WHAT THE EXERCISE ASKS — Starting at the line that contains "Transcribe this chart's", quote every line through the end of the entries, word for word, skipping the pictures.

EXTRACTED INFORMATION —
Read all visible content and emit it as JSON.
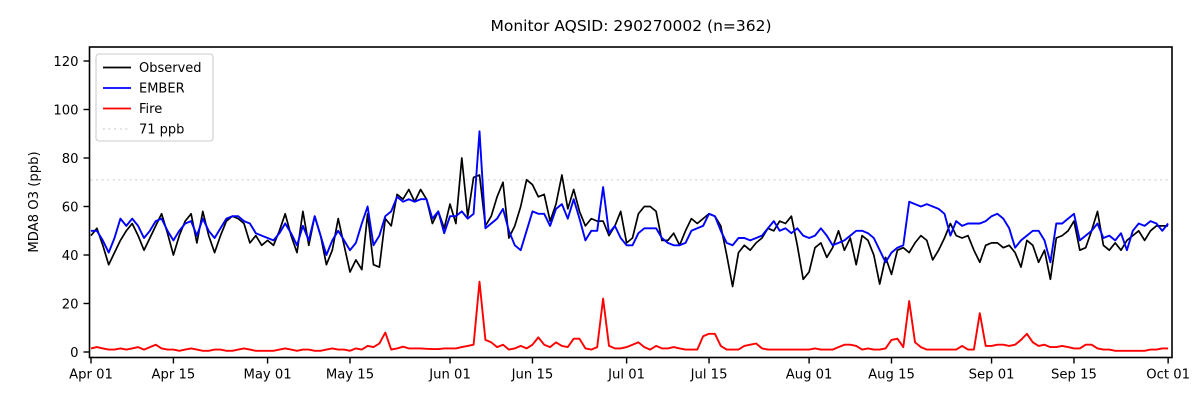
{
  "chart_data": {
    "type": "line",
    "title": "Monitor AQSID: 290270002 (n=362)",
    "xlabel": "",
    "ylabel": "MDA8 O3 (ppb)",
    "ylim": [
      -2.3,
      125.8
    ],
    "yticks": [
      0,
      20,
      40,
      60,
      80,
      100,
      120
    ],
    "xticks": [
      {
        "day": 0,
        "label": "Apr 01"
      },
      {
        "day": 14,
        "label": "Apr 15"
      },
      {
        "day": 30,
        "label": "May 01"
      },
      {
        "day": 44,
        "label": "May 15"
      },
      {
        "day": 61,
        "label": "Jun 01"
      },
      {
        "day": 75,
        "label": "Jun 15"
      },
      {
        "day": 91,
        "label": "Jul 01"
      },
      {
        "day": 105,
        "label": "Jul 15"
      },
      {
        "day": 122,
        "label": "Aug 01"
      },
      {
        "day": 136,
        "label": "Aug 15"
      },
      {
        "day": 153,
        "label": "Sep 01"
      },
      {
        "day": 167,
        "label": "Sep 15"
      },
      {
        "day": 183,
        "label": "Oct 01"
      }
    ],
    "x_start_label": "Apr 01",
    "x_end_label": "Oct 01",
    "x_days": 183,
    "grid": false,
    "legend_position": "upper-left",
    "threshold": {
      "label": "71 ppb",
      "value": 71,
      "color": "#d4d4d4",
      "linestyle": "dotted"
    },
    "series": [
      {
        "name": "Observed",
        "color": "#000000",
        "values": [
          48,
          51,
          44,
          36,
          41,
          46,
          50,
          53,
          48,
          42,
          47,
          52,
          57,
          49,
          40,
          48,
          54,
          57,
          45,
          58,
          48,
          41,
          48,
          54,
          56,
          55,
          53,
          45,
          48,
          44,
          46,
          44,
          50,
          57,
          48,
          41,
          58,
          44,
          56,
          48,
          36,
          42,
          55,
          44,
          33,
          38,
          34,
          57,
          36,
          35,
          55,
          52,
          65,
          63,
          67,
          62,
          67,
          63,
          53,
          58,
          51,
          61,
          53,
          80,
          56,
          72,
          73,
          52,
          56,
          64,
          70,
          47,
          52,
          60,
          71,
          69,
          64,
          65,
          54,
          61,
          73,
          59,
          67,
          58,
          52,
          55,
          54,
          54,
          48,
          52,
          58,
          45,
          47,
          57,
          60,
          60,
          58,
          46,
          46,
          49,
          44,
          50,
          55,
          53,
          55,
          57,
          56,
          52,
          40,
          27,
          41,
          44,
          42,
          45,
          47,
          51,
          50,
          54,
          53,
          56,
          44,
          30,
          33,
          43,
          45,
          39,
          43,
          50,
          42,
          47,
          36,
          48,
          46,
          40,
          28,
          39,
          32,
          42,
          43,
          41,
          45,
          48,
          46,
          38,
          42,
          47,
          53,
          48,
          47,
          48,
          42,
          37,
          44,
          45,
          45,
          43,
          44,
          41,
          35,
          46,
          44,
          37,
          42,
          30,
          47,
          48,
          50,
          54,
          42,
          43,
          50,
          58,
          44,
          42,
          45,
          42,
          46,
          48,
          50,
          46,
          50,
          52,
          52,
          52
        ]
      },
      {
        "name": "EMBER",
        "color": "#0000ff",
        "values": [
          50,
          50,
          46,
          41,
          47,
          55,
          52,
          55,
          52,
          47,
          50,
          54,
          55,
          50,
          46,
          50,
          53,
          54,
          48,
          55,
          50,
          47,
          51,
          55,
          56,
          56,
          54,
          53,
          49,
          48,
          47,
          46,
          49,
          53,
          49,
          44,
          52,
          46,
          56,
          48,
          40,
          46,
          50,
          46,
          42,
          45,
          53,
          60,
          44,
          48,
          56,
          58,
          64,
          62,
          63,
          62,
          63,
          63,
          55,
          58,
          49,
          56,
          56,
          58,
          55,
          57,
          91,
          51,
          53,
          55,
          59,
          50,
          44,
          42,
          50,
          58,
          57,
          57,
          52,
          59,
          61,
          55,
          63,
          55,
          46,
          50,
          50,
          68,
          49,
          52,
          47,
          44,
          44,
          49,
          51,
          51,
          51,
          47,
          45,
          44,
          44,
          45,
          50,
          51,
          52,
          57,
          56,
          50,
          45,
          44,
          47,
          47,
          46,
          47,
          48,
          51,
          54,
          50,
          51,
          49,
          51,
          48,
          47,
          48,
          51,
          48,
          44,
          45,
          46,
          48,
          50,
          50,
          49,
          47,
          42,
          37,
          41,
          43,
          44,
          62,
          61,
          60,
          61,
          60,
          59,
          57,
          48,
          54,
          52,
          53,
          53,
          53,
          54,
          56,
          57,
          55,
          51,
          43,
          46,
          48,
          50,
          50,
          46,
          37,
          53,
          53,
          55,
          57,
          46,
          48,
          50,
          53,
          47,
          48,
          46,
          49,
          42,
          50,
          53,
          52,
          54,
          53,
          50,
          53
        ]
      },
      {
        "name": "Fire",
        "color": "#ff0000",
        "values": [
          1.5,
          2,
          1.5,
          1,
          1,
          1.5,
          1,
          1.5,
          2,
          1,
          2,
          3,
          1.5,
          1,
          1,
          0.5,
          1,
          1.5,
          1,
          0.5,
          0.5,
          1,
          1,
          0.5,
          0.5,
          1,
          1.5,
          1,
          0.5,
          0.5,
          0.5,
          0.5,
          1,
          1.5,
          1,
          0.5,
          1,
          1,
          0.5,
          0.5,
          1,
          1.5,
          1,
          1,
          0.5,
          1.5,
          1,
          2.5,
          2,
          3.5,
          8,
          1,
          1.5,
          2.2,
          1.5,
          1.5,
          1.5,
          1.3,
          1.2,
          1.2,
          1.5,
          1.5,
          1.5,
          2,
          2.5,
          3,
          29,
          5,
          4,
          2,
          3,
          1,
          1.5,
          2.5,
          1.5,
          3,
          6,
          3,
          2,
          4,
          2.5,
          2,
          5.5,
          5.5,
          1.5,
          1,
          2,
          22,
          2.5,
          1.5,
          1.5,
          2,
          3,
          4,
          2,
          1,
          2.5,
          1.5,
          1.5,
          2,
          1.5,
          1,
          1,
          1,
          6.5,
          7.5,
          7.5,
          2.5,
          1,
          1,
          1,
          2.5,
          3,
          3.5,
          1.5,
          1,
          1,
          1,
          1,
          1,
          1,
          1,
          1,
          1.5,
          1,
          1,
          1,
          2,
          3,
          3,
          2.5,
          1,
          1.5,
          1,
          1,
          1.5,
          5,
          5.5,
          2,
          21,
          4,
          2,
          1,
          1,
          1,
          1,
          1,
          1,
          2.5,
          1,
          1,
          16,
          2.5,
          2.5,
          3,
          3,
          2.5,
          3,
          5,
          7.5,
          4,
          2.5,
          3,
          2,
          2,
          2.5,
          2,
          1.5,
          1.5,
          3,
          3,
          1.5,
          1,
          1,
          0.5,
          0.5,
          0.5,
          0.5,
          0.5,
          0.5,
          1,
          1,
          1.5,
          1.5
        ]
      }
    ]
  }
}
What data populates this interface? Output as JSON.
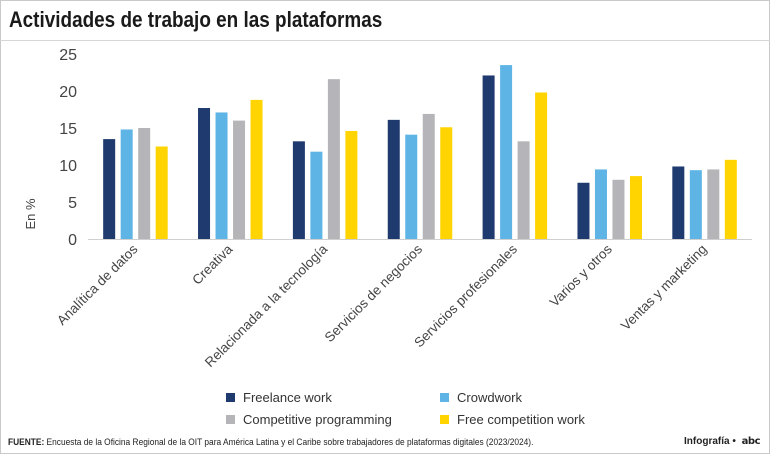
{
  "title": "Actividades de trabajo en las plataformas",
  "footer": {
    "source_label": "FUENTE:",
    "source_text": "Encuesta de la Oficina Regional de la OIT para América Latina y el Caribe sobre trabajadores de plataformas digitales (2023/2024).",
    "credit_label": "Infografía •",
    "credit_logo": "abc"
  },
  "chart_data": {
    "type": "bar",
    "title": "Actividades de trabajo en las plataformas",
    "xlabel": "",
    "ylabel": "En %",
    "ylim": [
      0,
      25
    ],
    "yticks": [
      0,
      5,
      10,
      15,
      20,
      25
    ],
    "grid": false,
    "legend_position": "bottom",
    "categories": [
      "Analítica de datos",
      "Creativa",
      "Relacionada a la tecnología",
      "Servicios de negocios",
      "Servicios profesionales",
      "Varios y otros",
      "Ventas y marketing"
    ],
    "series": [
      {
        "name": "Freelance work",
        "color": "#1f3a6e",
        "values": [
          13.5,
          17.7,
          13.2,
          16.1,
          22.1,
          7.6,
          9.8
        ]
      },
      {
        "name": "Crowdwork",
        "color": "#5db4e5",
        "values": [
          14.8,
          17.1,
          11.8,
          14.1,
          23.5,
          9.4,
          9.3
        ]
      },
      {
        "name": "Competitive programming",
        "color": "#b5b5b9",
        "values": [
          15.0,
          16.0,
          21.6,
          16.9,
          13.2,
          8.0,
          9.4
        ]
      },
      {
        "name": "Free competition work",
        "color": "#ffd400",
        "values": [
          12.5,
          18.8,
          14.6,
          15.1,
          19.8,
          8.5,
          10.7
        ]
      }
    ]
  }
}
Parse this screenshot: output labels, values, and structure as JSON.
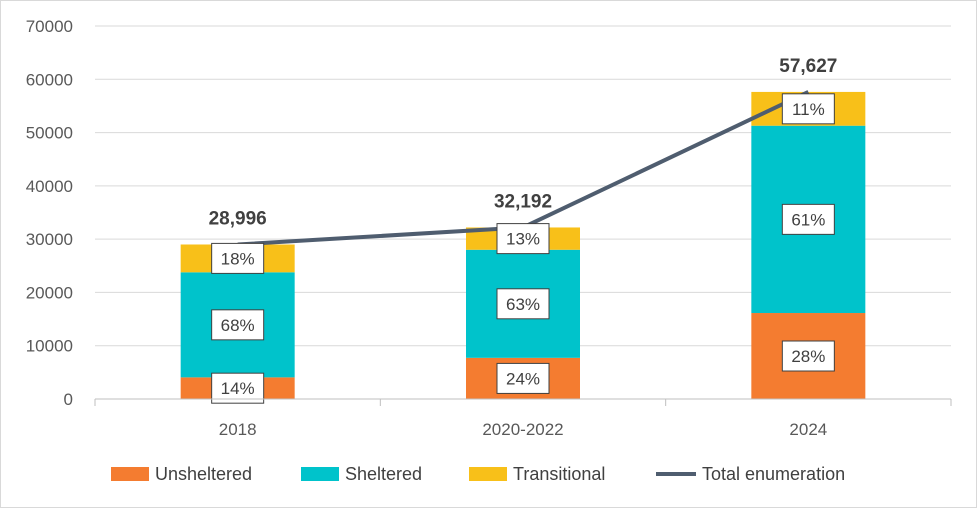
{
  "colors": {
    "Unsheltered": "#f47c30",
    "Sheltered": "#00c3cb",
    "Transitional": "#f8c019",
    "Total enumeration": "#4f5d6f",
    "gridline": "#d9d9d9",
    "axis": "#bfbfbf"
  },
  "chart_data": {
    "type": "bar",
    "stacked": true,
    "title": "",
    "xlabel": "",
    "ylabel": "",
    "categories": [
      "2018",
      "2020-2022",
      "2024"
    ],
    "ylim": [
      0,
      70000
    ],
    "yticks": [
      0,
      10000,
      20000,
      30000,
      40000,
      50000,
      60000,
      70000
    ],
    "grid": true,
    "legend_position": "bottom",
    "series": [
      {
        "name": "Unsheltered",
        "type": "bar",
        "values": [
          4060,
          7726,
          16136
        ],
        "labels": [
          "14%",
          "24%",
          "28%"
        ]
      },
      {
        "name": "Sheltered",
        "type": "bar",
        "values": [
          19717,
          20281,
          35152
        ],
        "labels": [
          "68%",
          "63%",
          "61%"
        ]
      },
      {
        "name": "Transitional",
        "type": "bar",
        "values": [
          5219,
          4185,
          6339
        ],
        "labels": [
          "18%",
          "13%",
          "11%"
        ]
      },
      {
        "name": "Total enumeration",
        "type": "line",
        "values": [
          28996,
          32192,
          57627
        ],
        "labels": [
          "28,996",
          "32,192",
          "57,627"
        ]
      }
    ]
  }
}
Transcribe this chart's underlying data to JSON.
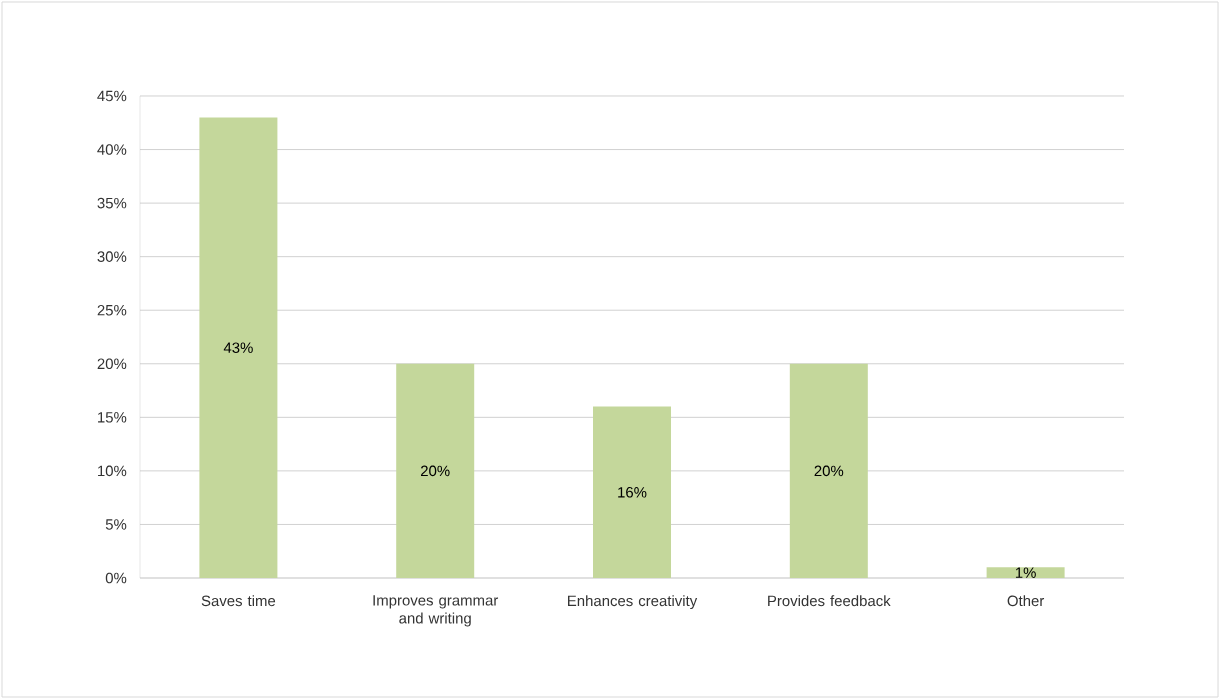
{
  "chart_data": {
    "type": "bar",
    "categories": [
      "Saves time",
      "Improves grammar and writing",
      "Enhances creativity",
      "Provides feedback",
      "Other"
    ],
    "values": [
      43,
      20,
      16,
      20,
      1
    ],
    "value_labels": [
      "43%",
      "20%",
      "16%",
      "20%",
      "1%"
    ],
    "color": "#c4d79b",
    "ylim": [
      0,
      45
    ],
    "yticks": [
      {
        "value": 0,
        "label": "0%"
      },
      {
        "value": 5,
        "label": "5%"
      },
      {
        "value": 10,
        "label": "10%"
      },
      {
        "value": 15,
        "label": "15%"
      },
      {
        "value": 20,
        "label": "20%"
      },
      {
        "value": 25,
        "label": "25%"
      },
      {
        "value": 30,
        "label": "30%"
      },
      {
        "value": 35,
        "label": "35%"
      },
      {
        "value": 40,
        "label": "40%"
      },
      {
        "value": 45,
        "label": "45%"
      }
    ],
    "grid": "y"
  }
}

EXERCISE OUTPUT —
Transcribe this chart's underlying data to JSON.
{
  "chart_data": {
    "type": "bar",
    "categories": [
      "Saves time",
      "Improves grammar and writing",
      "Enhances creativity",
      "Provides feedback",
      "Other"
    ],
    "values": [
      43,
      20,
      16,
      20,
      1
    ],
    "value_labels": [
      "43%",
      "20%",
      "16%",
      "20%",
      "1%"
    ],
    "color": "#c4d79b",
    "ylim": [
      0,
      45
    ],
    "yticks": [
      {
        "value": 0,
        "label": "0%"
      },
      {
        "value": 5,
        "label": "5%"
      },
      {
        "value": 10,
        "label": "10%"
      },
      {
        "value": 15,
        "label": "15%"
      },
      {
        "value": 20,
        "label": "20%"
      },
      {
        "value": 25,
        "label": "25%"
      },
      {
        "value": 30,
        "label": "30%"
      },
      {
        "value": 35,
        "label": "35%"
      },
      {
        "value": 40,
        "label": "40%"
      },
      {
        "value": 45,
        "label": "45%"
      }
    ],
    "grid": "y"
  }
}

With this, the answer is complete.